Records contained in a dataset
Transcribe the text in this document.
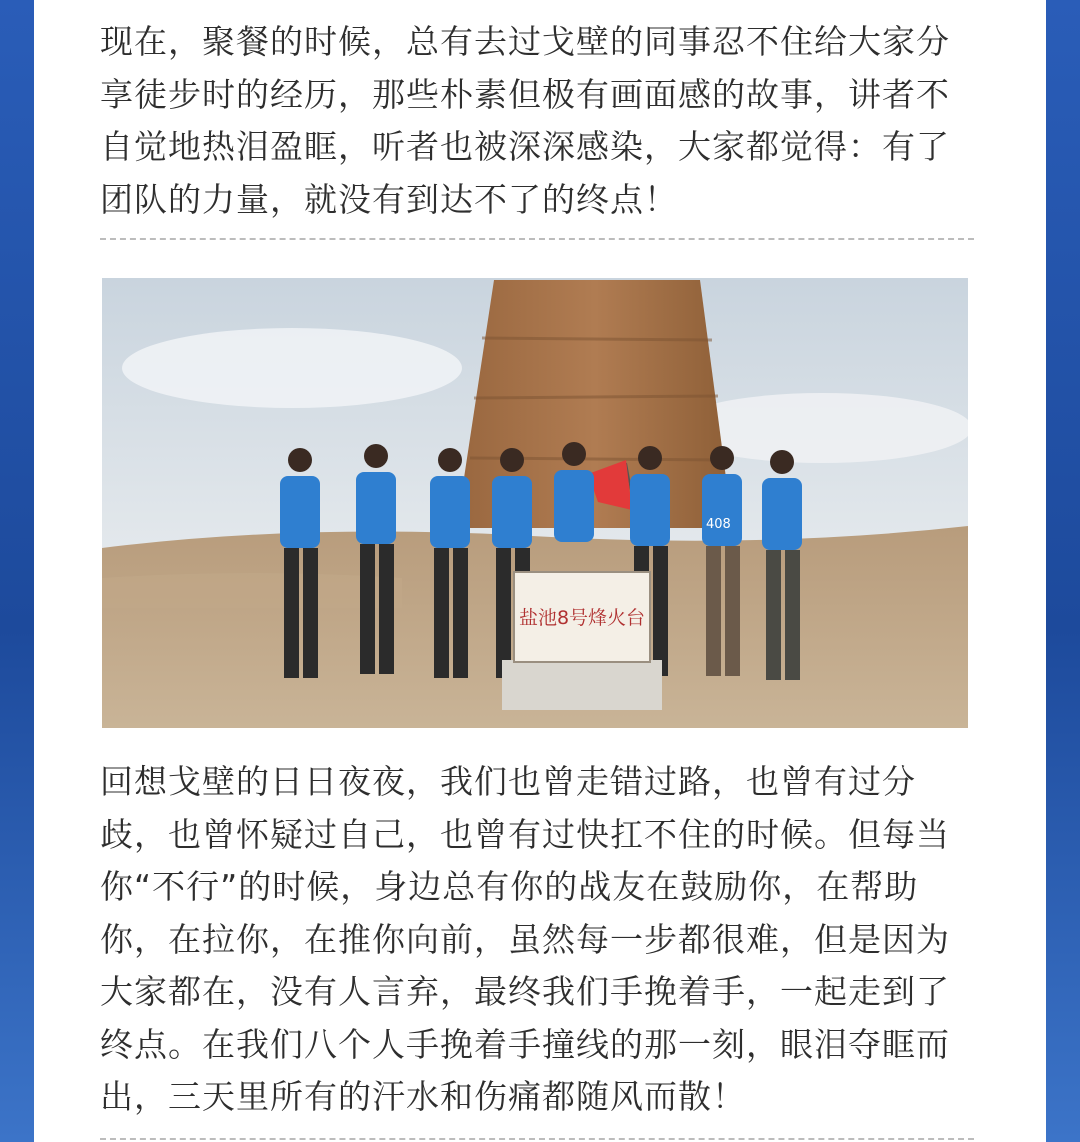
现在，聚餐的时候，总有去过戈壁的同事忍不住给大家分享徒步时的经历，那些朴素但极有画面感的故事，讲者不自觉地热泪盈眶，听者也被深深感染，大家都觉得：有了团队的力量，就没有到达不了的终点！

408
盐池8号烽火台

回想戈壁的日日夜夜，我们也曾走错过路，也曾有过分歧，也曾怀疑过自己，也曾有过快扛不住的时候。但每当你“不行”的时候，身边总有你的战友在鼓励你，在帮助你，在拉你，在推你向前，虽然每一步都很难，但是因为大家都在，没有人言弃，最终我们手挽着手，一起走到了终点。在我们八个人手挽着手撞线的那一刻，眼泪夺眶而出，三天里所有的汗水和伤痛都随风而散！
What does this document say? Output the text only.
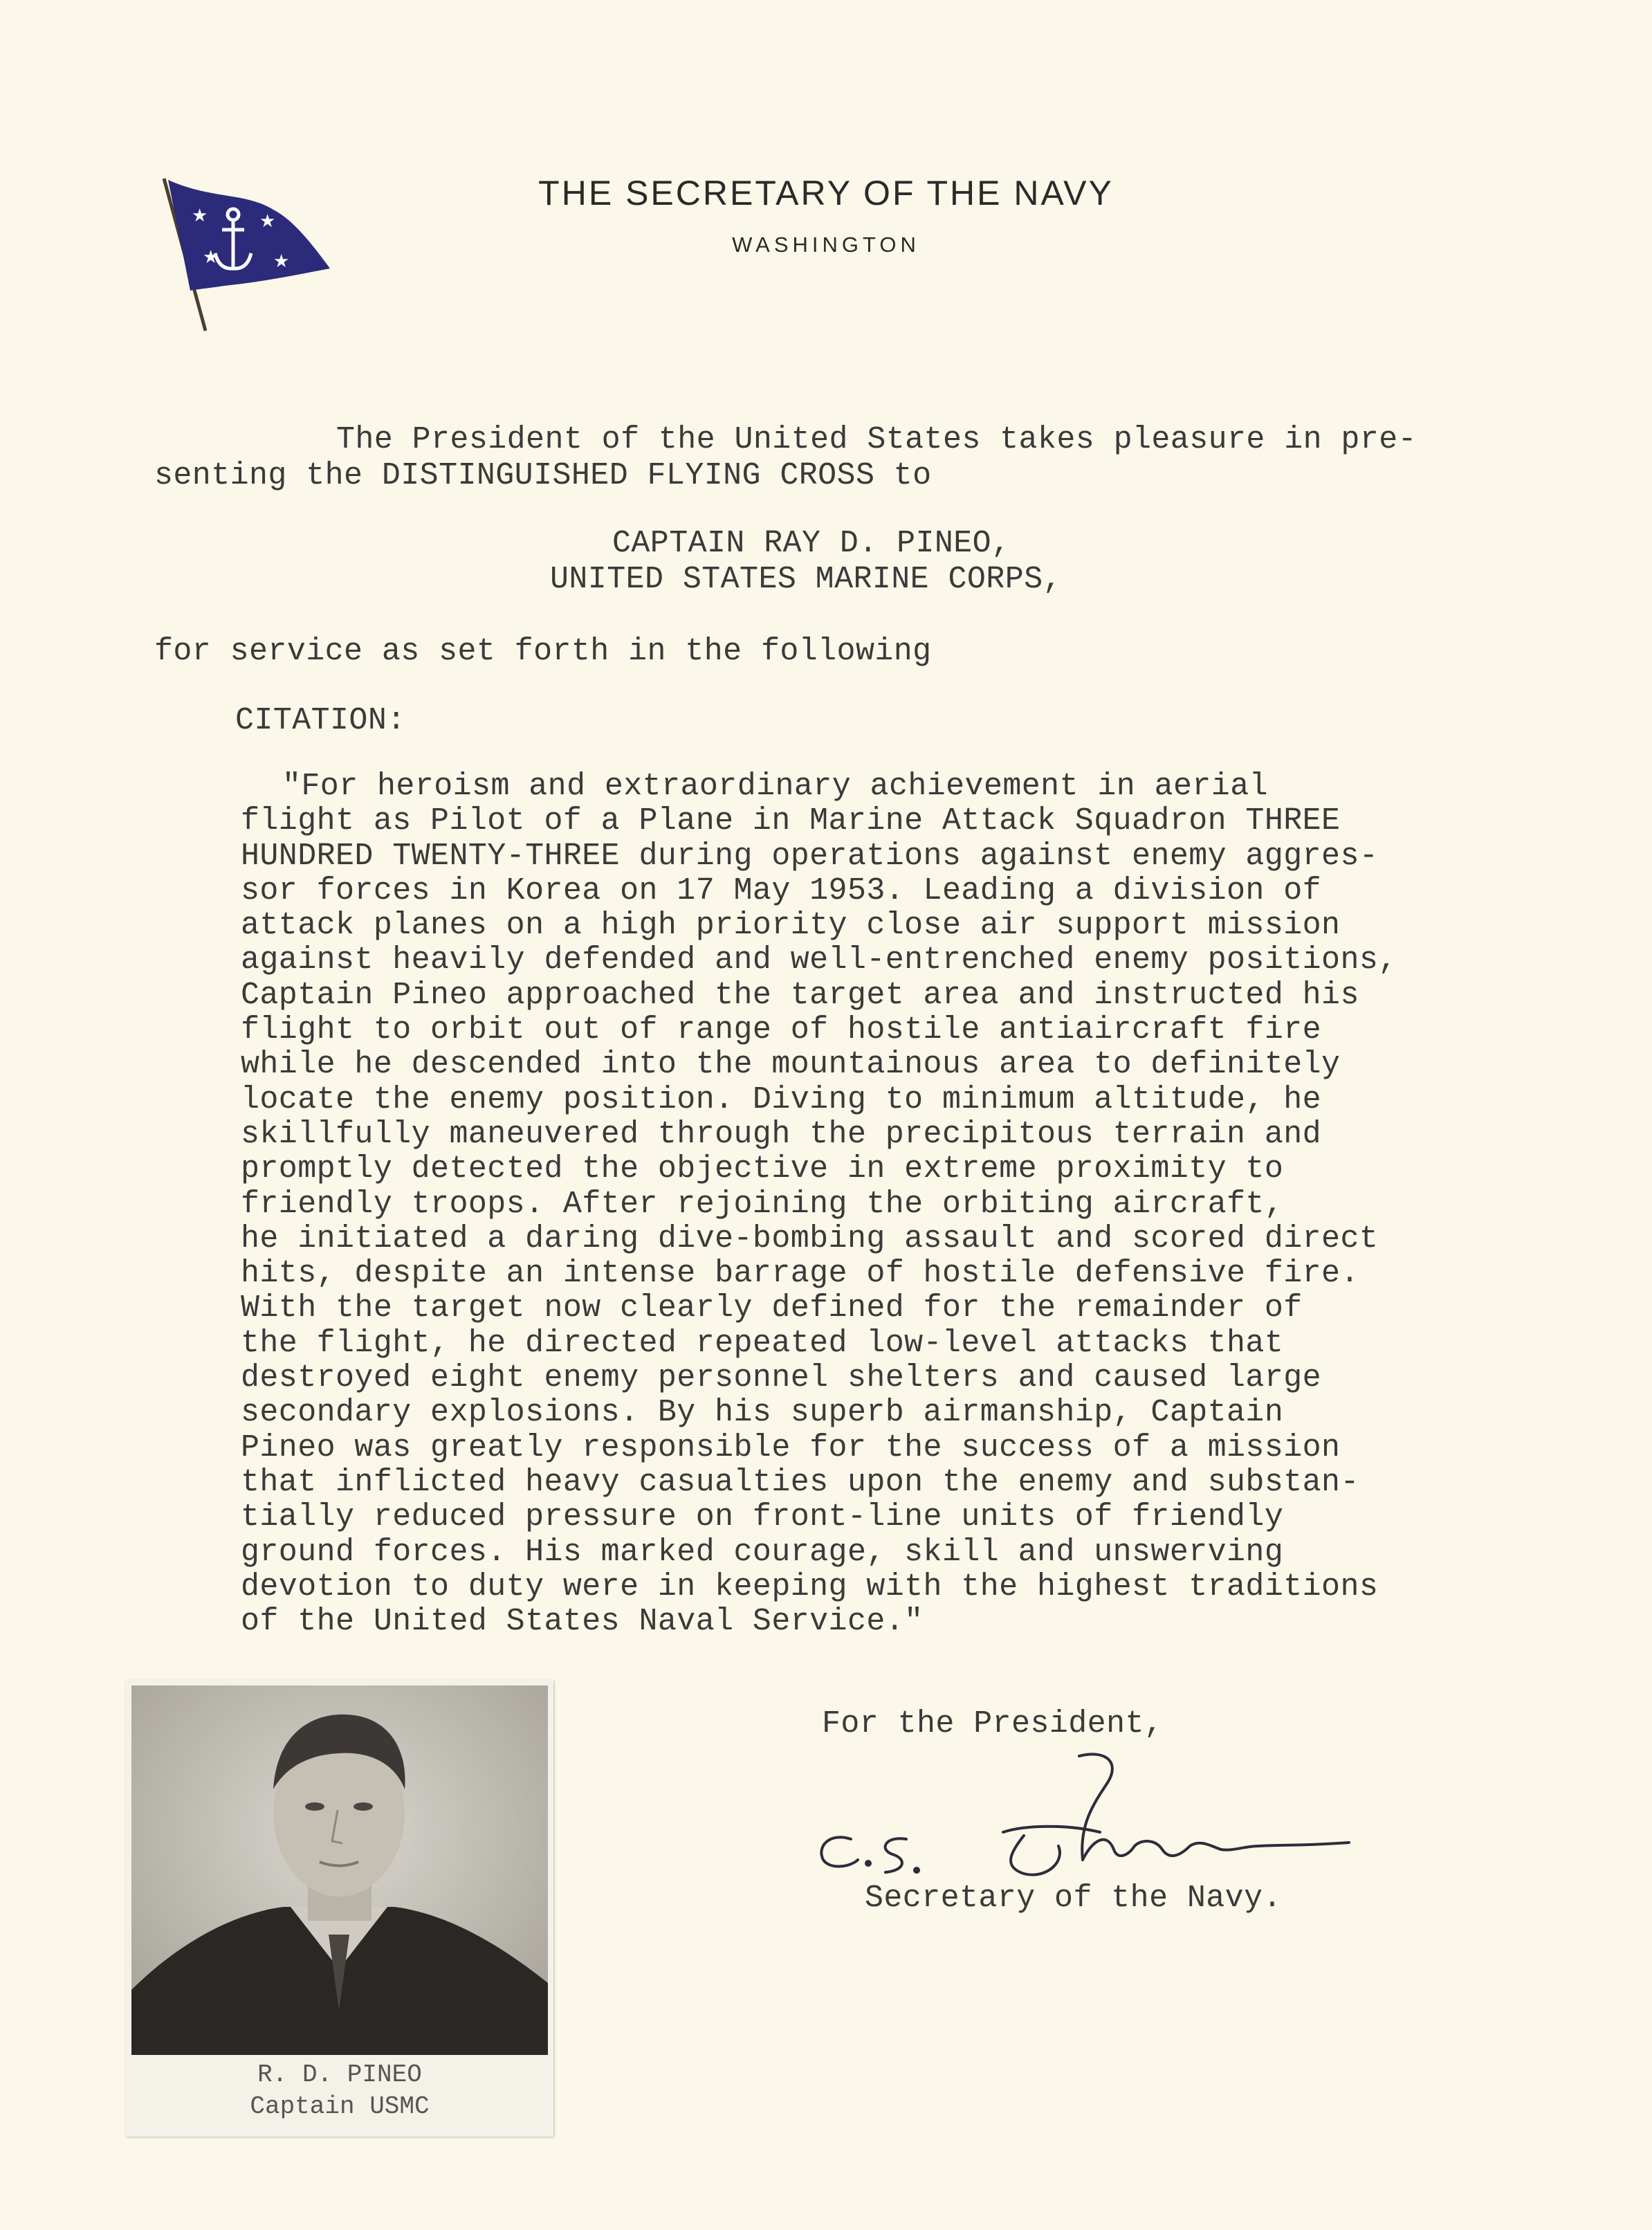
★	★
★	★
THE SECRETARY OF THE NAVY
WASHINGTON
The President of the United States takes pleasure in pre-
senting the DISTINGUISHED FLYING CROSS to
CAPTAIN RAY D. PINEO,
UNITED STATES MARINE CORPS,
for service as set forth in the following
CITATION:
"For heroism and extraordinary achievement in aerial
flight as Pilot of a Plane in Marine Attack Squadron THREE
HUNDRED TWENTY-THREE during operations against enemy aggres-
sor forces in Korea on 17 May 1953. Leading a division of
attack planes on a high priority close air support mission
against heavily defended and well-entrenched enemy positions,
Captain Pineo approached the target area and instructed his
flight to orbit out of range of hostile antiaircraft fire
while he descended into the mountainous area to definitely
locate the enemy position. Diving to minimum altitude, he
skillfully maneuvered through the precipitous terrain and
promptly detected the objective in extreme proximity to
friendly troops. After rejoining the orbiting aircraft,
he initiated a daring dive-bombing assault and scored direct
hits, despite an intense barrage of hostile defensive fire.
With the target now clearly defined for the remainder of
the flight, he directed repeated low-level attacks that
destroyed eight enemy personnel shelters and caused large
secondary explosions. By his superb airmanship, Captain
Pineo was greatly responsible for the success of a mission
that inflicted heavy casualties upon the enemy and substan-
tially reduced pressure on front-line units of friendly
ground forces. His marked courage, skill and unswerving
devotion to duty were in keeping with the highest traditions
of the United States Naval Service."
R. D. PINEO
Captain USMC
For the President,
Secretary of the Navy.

WHAT NEEDS TO BE DONE: Do not include the images; transcribe the rest of the listing exactly.

COMPLETE ANSWER:
Transcribe the text in this document.
现在，聚餐的时候，总有去过戈壁的同事忍不住给大家分享徒步时的经历，那些朴素但极有画面感的故事，讲者不自觉地热泪盈眶，听者也被深深感染，大家都觉得：有了团队的力量，就没有到达不了的终点！

408
盐池8号烽火台

回想戈壁的日日夜夜，我们也曾走错过路，也曾有过分歧，也曾怀疑过自己，也曾有过快扛不住的时候。但每当你“不行”的时候，身边总有你的战友在鼓励你，在帮助你，在拉你，在推你向前，虽然每一步都很难，但是因为大家都在，没有人言弃，最终我们手挽着手，一起走到了终点。在我们八个人手挽着手撞线的那一刻，眼泪夺眶而出，三天里所有的汗水和伤痛都随风而散！
What does this document say? Output the text only.
★	★
★	★
THE SECRETARY OF THE NAVY
WASHINGTON
The President of the United States takes pleasure in pre-
senting the DISTINGUISHED FLYING CROSS to
CAPTAIN RAY D. PINEO,
UNITED STATES MARINE CORPS,
for service as set forth in the following
CITATION:
"For heroism and extraordinary achievement in aerial
flight as Pilot of a Plane in Marine Attack Squadron THREE
HUNDRED TWENTY-THREE during operations against enemy aggres-
sor forces in Korea on 17 May 1953. Leading a division of
attack planes on a high priority close air support mission
against heavily defended and well-entrenched enemy positions,
Captain Pineo approached the target area and instructed his
flight to orbit out of range of hostile antiaircraft fire
while he descended into the mountainous area to definitely
locate the enemy position. Diving to minimum altitude, he
skillfully maneuvered through the precipitous terrain and
promptly detected the objective in extreme proximity to
friendly troops. After rejoining the orbiting aircraft,
he initiated a daring dive-bombing assault and scored direct
hits, despite an intense barrage of hostile defensive fire.
With the target now clearly defined for the remainder of
the flight, he directed repeated low-level attacks that
destroyed eight enemy personnel shelters and caused large
secondary explosions. By his superb airmanship, Captain
Pineo was greatly responsible for the success of a mission
that inflicted heavy casualties upon the enemy and substan-
tially reduced pressure on front-line units of friendly
ground forces. His marked courage, skill and unswerving
devotion to duty were in keeping with the highest traditions
of the United States Naval Service."
R. D. PINEO
Captain USMC
For the President,
Secretary of the Navy.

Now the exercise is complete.